What the task asks ->
Retype all of the listing exactly, passing over any picture you find.

........

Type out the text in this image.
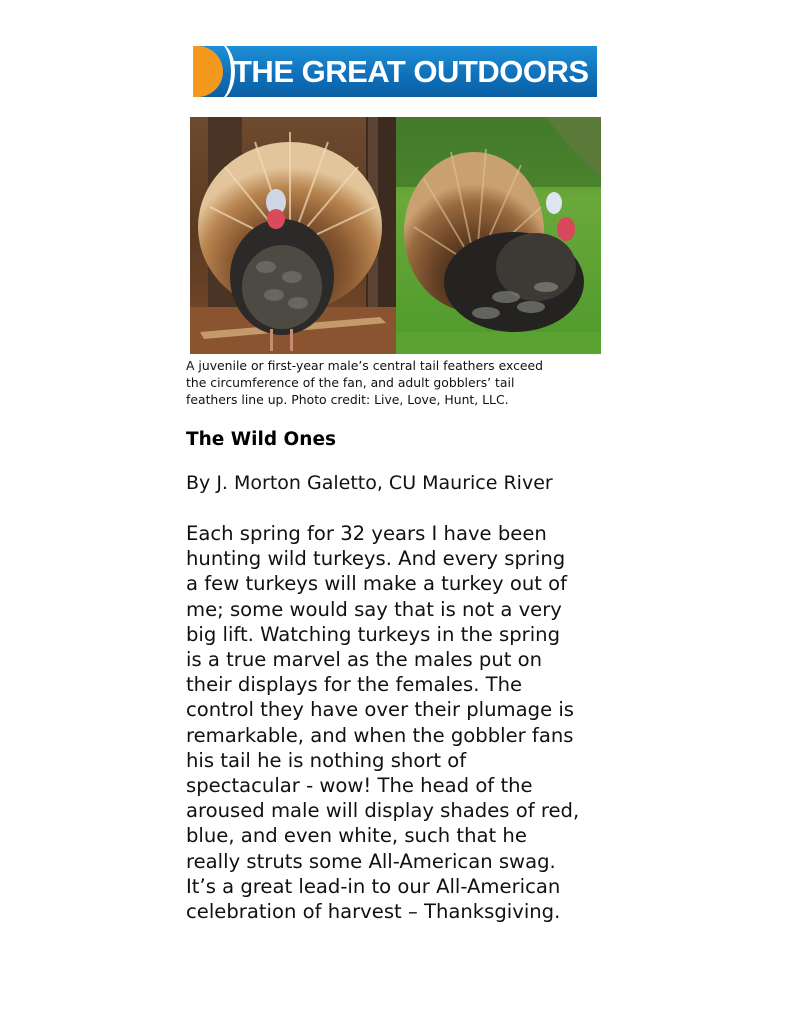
THE GREAT OUTDOORS
A juvenile or first-year male’s central tail feathers exceed
the circumference of the fan, and adult gobblers’ tail
feathers line up. Photo credit: Live, Love, Hunt, LLC.
The Wild Ones
By J. Morton Galetto, CU Maurice River
Each spring for 32 years I have been
hunting wild turkeys. And every spring
a few turkeys will make a turkey out of
me; some would say that is not a very
big lift. Watching turkeys in the spring
is a true marvel as the males put on
their displays for the females. The
control they have over their plumage is
remarkable, and when the gobbler fans
his tail he is nothing short of
spectacular - wow! The head of the
aroused male will display shades of red,
blue, and even white, such that he
really struts some All-American swag.
It’s a great lead-in to our All-American
celebration of harvest – Thanksgiving.
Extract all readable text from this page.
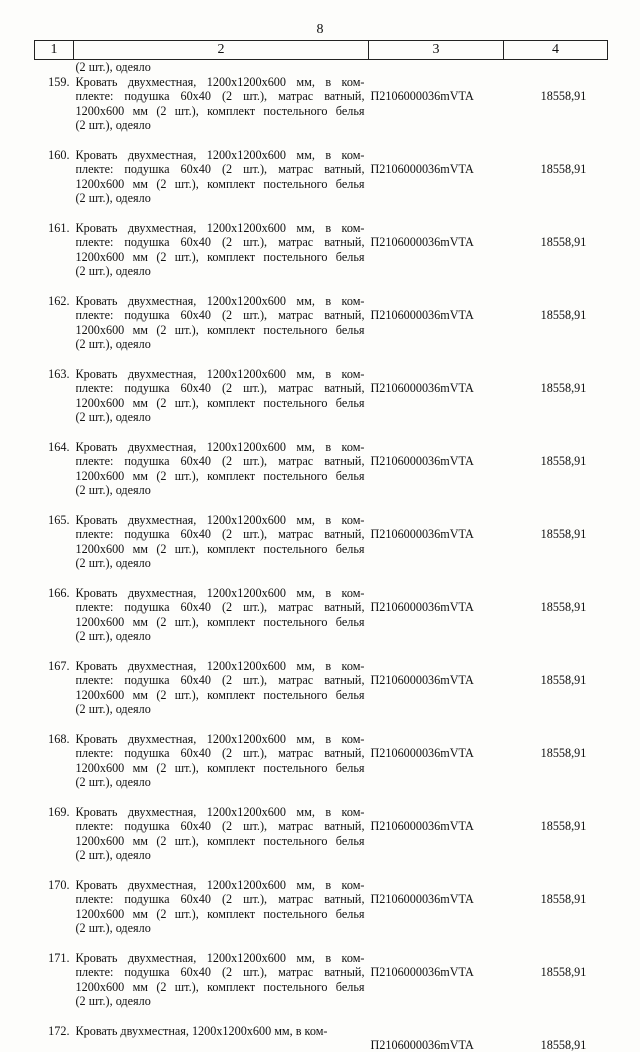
8
1	2	3	4
	(2 шт.), одеяло		
159.	Кровать двухместная, 1200x1200x600 мм, в ком-
плекте: подушка 60x40 (2 шт.), матрас ватный,
1200x600 мм (2 шт.), комплект постельного белья
(2 шт.), одеяло	П2106000036mVTA	18558,91
160.	Кровать двухместная, 1200x1200x600 мм, в ком-
плекте: подушка 60x40 (2 шт.), матрас ватный,
1200x600 мм (2 шт.), комплект постельного белья
(2 шт.), одеяло	П2106000036mVTA	18558,91
161.	Кровать двухместная, 1200x1200x600 мм, в ком-
плекте: подушка 60x40 (2 шт.), матрас ватный,
1200x600 мм (2 шт.), комплект постельного белья
(2 шт.), одеяло	П2106000036mVTA	18558,91
162.	Кровать двухместная, 1200x1200x600 мм, в ком-
плекте: подушка 60x40 (2 шт.), матрас ватный,
1200x600 мм (2 шт.), комплект постельного белья
(2 шт.), одеяло	П2106000036mVTA	18558,91
163.	Кровать двухместная, 1200x1200x600 мм, в ком-
плекте: подушка 60x40 (2 шт.), матрас ватный,
1200x600 мм (2 шт.), комплект постельного белья
(2 шт.), одеяло	П2106000036mVTA	18558,91
164.	Кровать двухместная, 1200x1200x600 мм, в ком-
плекте: подушка 60x40 (2 шт.), матрас ватный,
1200x600 мм (2 шт.), комплект постельного белья
(2 шт.), одеяло	П2106000036mVTA	18558,91
165.	Кровать двухместная, 1200x1200x600 мм, в ком-
плекте: подушка 60x40 (2 шт.), матрас ватный,
1200x600 мм (2 шт.), комплект постельного белья
(2 шт.), одеяло	П2106000036mVTA	18558,91
166.	Кровать двухместная, 1200x1200x600 мм, в ком-
плекте: подушка 60x40 (2 шт.), матрас ватный,
1200x600 мм (2 шт.), комплект постельного белья
(2 шт.), одеяло	П2106000036mVTA	18558,91
167.	Кровать двухместная, 1200x1200x600 мм, в ком-
плекте: подушка 60x40 (2 шт.), матрас ватный,
1200x600 мм (2 шт.), комплект постельного белья
(2 шт.), одеяло	П2106000036mVTA	18558,91
168.	Кровать двухместная, 1200x1200x600 мм, в ком-
плекте: подушка 60x40 (2 шт.), матрас ватный,
1200x600 мм (2 шт.), комплект постельного белья
(2 шт.), одеяло	П2106000036mVTA	18558,91
169.	Кровать двухместная, 1200x1200x600 мм, в ком-
плекте: подушка 60x40 (2 шт.), матрас ватный,
1200x600 мм (2 шт.), комплект постельного белья
(2 шт.), одеяло	П2106000036mVTA	18558,91
170.	Кровать двухместная, 1200x1200x600 мм, в ком-
плекте: подушка 60x40 (2 шт.), матрас ватный,
1200x600 мм (2 шт.), комплект постельного белья
(2 шт.), одеяло	П2106000036mVTA	18558,91
171.	Кровать двухместная, 1200x1200x600 мм, в ком-
плекте: подушка 60x40 (2 шт.), матрас ватный,
1200x600 мм (2 шт.), комплект постельного белья
(2 шт.), одеяло	П2106000036mVTA	18558,91
172.	Кровать двухместная, 1200x1200x600 мм, в ком-	П2106000036mVTA	18558,91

........

Exercise solution ->
Type out the text in this image.
THE GREAT OUTDOORS
A juvenile or first-year male’s central tail feathers exceed
the circumference of the fan, and adult gobblers’ tail
feathers line up. Photo credit: Live, Love, Hunt, LLC.
The Wild Ones
By J. Morton Galetto, CU Maurice River
Each spring for 32 years I have been
hunting wild turkeys. And every spring
a few turkeys will make a turkey out of
me; some would say that is not a very
big lift. Watching turkeys in the spring
is a true marvel as the males put on
their displays for the females. The
control they have over their plumage is
remarkable, and when the gobbler fans
his tail he is nothing short of
spectacular - wow! The head of the
aroused male will display shades of red,
blue, and even white, such that he
really struts some All-American swag.
It’s a great lead-in to our All-American
celebration of harvest – Thanksgiving.
Extract all readable text from this page.
8
1	2	3	4
	(2 шт.), одеяло		
159.	Кровать двухместная, 1200x1200x600 мм, в ком-
плекте: подушка 60x40 (2 шт.), матрас ватный,
1200x600 мм (2 шт.), комплект постельного белья
(2 шт.), одеяло	П2106000036mVTA	18558,91
160.	Кровать двухместная, 1200x1200x600 мм, в ком-
плекте: подушка 60x40 (2 шт.), матрас ватный,
1200x600 мм (2 шт.), комплект постельного белья
(2 шт.), одеяло	П2106000036mVTA	18558,91
161.	Кровать двухместная, 1200x1200x600 мм, в ком-
плекте: подушка 60x40 (2 шт.), матрас ватный,
1200x600 мм (2 шт.), комплект постельного белья
(2 шт.), одеяло	П2106000036mVTA	18558,91
162.	Кровать двухместная, 1200x1200x600 мм, в ком-
плекте: подушка 60x40 (2 шт.), матрас ватный,
1200x600 мм (2 шт.), комплект постельного белья
(2 шт.), одеяло	П2106000036mVTA	18558,91
163.	Кровать двухместная, 1200x1200x600 мм, в ком-
плекте: подушка 60x40 (2 шт.), матрас ватный,
1200x600 мм (2 шт.), комплект постельного белья
(2 шт.), одеяло	П2106000036mVTA	18558,91
164.	Кровать двухместная, 1200x1200x600 мм, в ком-
плекте: подушка 60x40 (2 шт.), матрас ватный,
1200x600 мм (2 шт.), комплект постельного белья
(2 шт.), одеяло	П2106000036mVTA	18558,91
165.	Кровать двухместная, 1200x1200x600 мм, в ком-
плекте: подушка 60x40 (2 шт.), матрас ватный,
1200x600 мм (2 шт.), комплект постельного белья
(2 шт.), одеяло	П2106000036mVTA	18558,91
166.	Кровать двухместная, 1200x1200x600 мм, в ком-
плекте: подушка 60x40 (2 шт.), матрас ватный,
1200x600 мм (2 шт.), комплект постельного белья
(2 шт.), одеяло	П2106000036mVTA	18558,91
167.	Кровать двухместная, 1200x1200x600 мм, в ком-
плекте: подушка 60x40 (2 шт.), матрас ватный,
1200x600 мм (2 шт.), комплект постельного белья
(2 шт.), одеяло	П2106000036mVTA	18558,91
168.	Кровать двухместная, 1200x1200x600 мм, в ком-
плекте: подушка 60x40 (2 шт.), матрас ватный,
1200x600 мм (2 шт.), комплект постельного белья
(2 шт.), одеяло	П2106000036mVTA	18558,91
169.	Кровать двухместная, 1200x1200x600 мм, в ком-
плекте: подушка 60x40 (2 шт.), матрас ватный,
1200x600 мм (2 шт.), комплект постельного белья
(2 шт.), одеяло	П2106000036mVTA	18558,91
170.	Кровать двухместная, 1200x1200x600 мм, в ком-
плекте: подушка 60x40 (2 шт.), матрас ватный,
1200x600 мм (2 шт.), комплект постельного белья
(2 шт.), одеяло	П2106000036mVTA	18558,91
171.	Кровать двухместная, 1200x1200x600 мм, в ком-
плекте: подушка 60x40 (2 шт.), матрас ватный,
1200x600 мм (2 шт.), комплект постельного белья
(2 шт.), одеяло	П2106000036mVTA	18558,91
172.	Кровать двухместная, 1200x1200x600 мм, в ком-	П2106000036mVTA	18558,91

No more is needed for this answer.